*Information given:*
|---|

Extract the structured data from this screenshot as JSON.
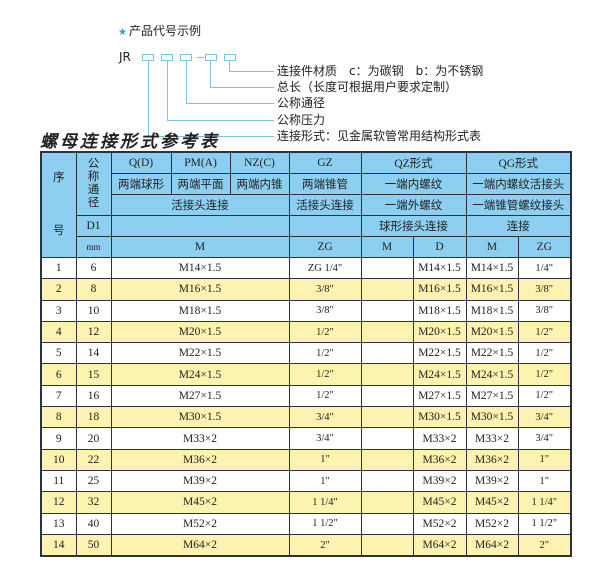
{
  "diagram": {
    "title": "产品代号示例",
    "code_prefix": "JR",
    "labels": [
      "连接件材质　c：为碳钢　b：为不锈钢",
      "总长（长度可根据用户要求定制）",
      "公称通径",
      "公称压力",
      "连接形式：见金属软管常用结构形式表"
    ]
  },
  "section_title": "螺母连接形式参考表",
  "colors": {
    "header_bg": "#8ccff0",
    "alt_row_bg": "#fdf3b0",
    "accent": "#2a9fd6"
  },
  "table": {
    "header": {
      "seq": "序号",
      "seq_top": "序",
      "seq_bottom": "号",
      "nominal_diameter": "公称通径",
      "types": [
        "Q(D)",
        "PM(A)",
        "NZ(C)",
        "GZ",
        "QZ形式",
        "QG形式"
      ],
      "row2": [
        "两端球形",
        "两端平面",
        "两端内锥",
        "两端锥管",
        "一端内螺纹",
        "一端内螺纹活接头"
      ],
      "row3": [
        "活接头连接",
        "活接头连接",
        "一端外螺纹",
        "一端锥管螺纹接头"
      ],
      "row4": {
        "d1": "D1",
        "qz": "球形接头连接",
        "qg": "连接"
      },
      "row5": [
        "mm",
        "M",
        "ZG",
        "M",
        "D",
        "M",
        "ZG"
      ]
    },
    "rows": [
      {
        "no": "1",
        "dn": "6",
        "m": "M14×1.5",
        "zg": "ZG 1/4\"",
        "qz_m": "",
        "qz_d": "M14×1.5",
        "qg_m": "M14×1.5",
        "qg_zg": "1/4\""
      },
      {
        "no": "2",
        "dn": "8",
        "m": "M16×1.5",
        "zg": "3/8\"",
        "qz_m": "",
        "qz_d": "M16×1.5",
        "qg_m": "M16×1.5",
        "qg_zg": "3/8\""
      },
      {
        "no": "3",
        "dn": "10",
        "m": "M18×1.5",
        "zg": "3/8\"",
        "qz_m": "",
        "qz_d": "M18×1.5",
        "qg_m": "M18×1.5",
        "qg_zg": "3/8\""
      },
      {
        "no": "4",
        "dn": "12",
        "m": "M20×1.5",
        "zg": "1/2\"",
        "qz_m": "",
        "qz_d": "M20×1.5",
        "qg_m": "M20×1.5",
        "qg_zg": "1/2\""
      },
      {
        "no": "5",
        "dn": "14",
        "m": "M22×1.5",
        "zg": "1/2\"",
        "qz_m": "",
        "qz_d": "M22×1.5",
        "qg_m": "M22×1.5",
        "qg_zg": "1/2\""
      },
      {
        "no": "6",
        "dn": "15",
        "m": "M24×1.5",
        "zg": "1/2\"",
        "qz_m": "",
        "qz_d": "M24×1.5",
        "qg_m": "M24×1.5",
        "qg_zg": "1/2\""
      },
      {
        "no": "7",
        "dn": "16",
        "m": "M27×1.5",
        "zg": "1/2\"",
        "qz_m": "",
        "qz_d": "M27×1.5",
        "qg_m": "M27×1.5",
        "qg_zg": "1/2\""
      },
      {
        "no": "8",
        "dn": "18",
        "m": "M30×1.5",
        "zg": "3/4\"",
        "qz_m": "",
        "qz_d": "M30×1.5",
        "qg_m": "M30×1.5",
        "qg_zg": "3/4\""
      },
      {
        "no": "9",
        "dn": "20",
        "m": "M33×2",
        "zg": "3/4\"",
        "qz_m": "",
        "qz_d": "M33×2",
        "qg_m": "M33×2",
        "qg_zg": "3/4\""
      },
      {
        "no": "10",
        "dn": "22",
        "m": "M36×2",
        "zg": "1\"",
        "qz_m": "",
        "qz_d": "M36×2",
        "qg_m": "M36×2",
        "qg_zg": "1\""
      },
      {
        "no": "11",
        "dn": "25",
        "m": "M39×2",
        "zg": "1\"",
        "qz_m": "",
        "qz_d": "M39×2",
        "qg_m": "M39×2",
        "qg_zg": "1\""
      },
      {
        "no": "12",
        "dn": "32",
        "m": "M45×2",
        "zg": "1 1/4\"",
        "qz_m": "",
        "qz_d": "M45×2",
        "qg_m": "M45×2",
        "qg_zg": "1 1/4\""
      },
      {
        "no": "13",
        "dn": "40",
        "m": "M52×2",
        "zg": "1 1/2\"",
        "qz_m": "",
        "qz_d": "M52×2",
        "qg_m": "M52×2",
        "qg_zg": "1 1/2\""
      },
      {
        "no": "14",
        "dn": "50",
        "m": "M64×2",
        "zg": "2\"",
        "qz_m": "",
        "qz_d": "M64×2",
        "qg_m": "M64×2",
        "qg_zg": "2\""
      }
    ]
  }
}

|---|

*Task:*
Write out every record above exactly as it stands, but leave out the pictures.

*Solution to this task:*
Extract the structured data from this screenshot as JSON.
{
  "diagram": {
    "title": "产品代号示例",
    "code_prefix": "JR",
    "labels": [
      "连接件材质　c：为碳钢　b：为不锈钢",
      "总长（长度可根据用户要求定制）",
      "公称通径",
      "公称压力",
      "连接形式：见金属软管常用结构形式表"
    ]
  },
  "section_title": "螺母连接形式参考表",
  "colors": {
    "header_bg": "#8ccff0",
    "alt_row_bg": "#fdf3b0",
    "accent": "#2a9fd6"
  },
  "table": {
    "header": {
      "seq": "序号",
      "seq_top": "序",
      "seq_bottom": "号",
      "nominal_diameter": "公称通径",
      "types": [
        "Q(D)",
        "PM(A)",
        "NZ(C)",
        "GZ",
        "QZ形式",
        "QG形式"
      ],
      "row2": [
        "两端球形",
        "两端平面",
        "两端内锥",
        "两端锥管",
        "一端内螺纹",
        "一端内螺纹活接头"
      ],
      "row3": [
        "活接头连接",
        "活接头连接",
        "一端外螺纹",
        "一端锥管螺纹接头"
      ],
      "row4": {
        "d1": "D1",
        "qz": "球形接头连接",
        "qg": "连接"
      },
      "row5": [
        "mm",
        "M",
        "ZG",
        "M",
        "D",
        "M",
        "ZG"
      ]
    },
    "rows": [
      {
        "no": "1",
        "dn": "6",
        "m": "M14×1.5",
        "zg": "ZG 1/4\"",
        "qz_m": "",
        "qz_d": "M14×1.5",
        "qg_m": "M14×1.5",
        "qg_zg": "1/4\""
      },
      {
        "no": "2",
        "dn": "8",
        "m": "M16×1.5",
        "zg": "3/8\"",
        "qz_m": "",
        "qz_d": "M16×1.5",
        "qg_m": "M16×1.5",
        "qg_zg": "3/8\""
      },
      {
        "no": "3",
        "dn": "10",
        "m": "M18×1.5",
        "zg": "3/8\"",
        "qz_m": "",
        "qz_d": "M18×1.5",
        "qg_m": "M18×1.5",
        "qg_zg": "3/8\""
      },
      {
        "no": "4",
        "dn": "12",
        "m": "M20×1.5",
        "zg": "1/2\"",
        "qz_m": "",
        "qz_d": "M20×1.5",
        "qg_m": "M20×1.5",
        "qg_zg": "1/2\""
      },
      {
        "no": "5",
        "dn": "14",
        "m": "M22×1.5",
        "zg": "1/2\"",
        "qz_m": "",
        "qz_d": "M22×1.5",
        "qg_m": "M22×1.5",
        "qg_zg": "1/2\""
      },
      {
        "no": "6",
        "dn": "15",
        "m": "M24×1.5",
        "zg": "1/2\"",
        "qz_m": "",
        "qz_d": "M24×1.5",
        "qg_m": "M24×1.5",
        "qg_zg": "1/2\""
      },
      {
        "no": "7",
        "dn": "16",
        "m": "M27×1.5",
        "zg": "1/2\"",
        "qz_m": "",
        "qz_d": "M27×1.5",
        "qg_m": "M27×1.5",
        "qg_zg": "1/2\""
      },
      {
        "no": "8",
        "dn": "18",
        "m": "M30×1.5",
        "zg": "3/4\"",
        "qz_m": "",
        "qz_d": "M30×1.5",
        "qg_m": "M30×1.5",
        "qg_zg": "3/4\""
      },
      {
        "no": "9",
        "dn": "20",
        "m": "M33×2",
        "zg": "3/4\"",
        "qz_m": "",
        "qz_d": "M33×2",
        "qg_m": "M33×2",
        "qg_zg": "3/4\""
      },
      {
        "no": "10",
        "dn": "22",
        "m": "M36×2",
        "zg": "1\"",
        "qz_m": "",
        "qz_d": "M36×2",
        "qg_m": "M36×2",
        "qg_zg": "1\""
      },
      {
        "no": "11",
        "dn": "25",
        "m": "M39×2",
        "zg": "1\"",
        "qz_m": "",
        "qz_d": "M39×2",
        "qg_m": "M39×2",
        "qg_zg": "1\""
      },
      {
        "no": "12",
        "dn": "32",
        "m": "M45×2",
        "zg": "1 1/4\"",
        "qz_m": "",
        "qz_d": "M45×2",
        "qg_m": "M45×2",
        "qg_zg": "1 1/4\""
      },
      {
        "no": "13",
        "dn": "40",
        "m": "M52×2",
        "zg": "1 1/2\"",
        "qz_m": "",
        "qz_d": "M52×2",
        "qg_m": "M52×2",
        "qg_zg": "1 1/2\""
      },
      {
        "no": "14",
        "dn": "50",
        "m": "M64×2",
        "zg": "2\"",
        "qz_m": "",
        "qz_d": "M64×2",
        "qg_m": "M64×2",
        "qg_zg": "2\""
      }
    ]
  }
}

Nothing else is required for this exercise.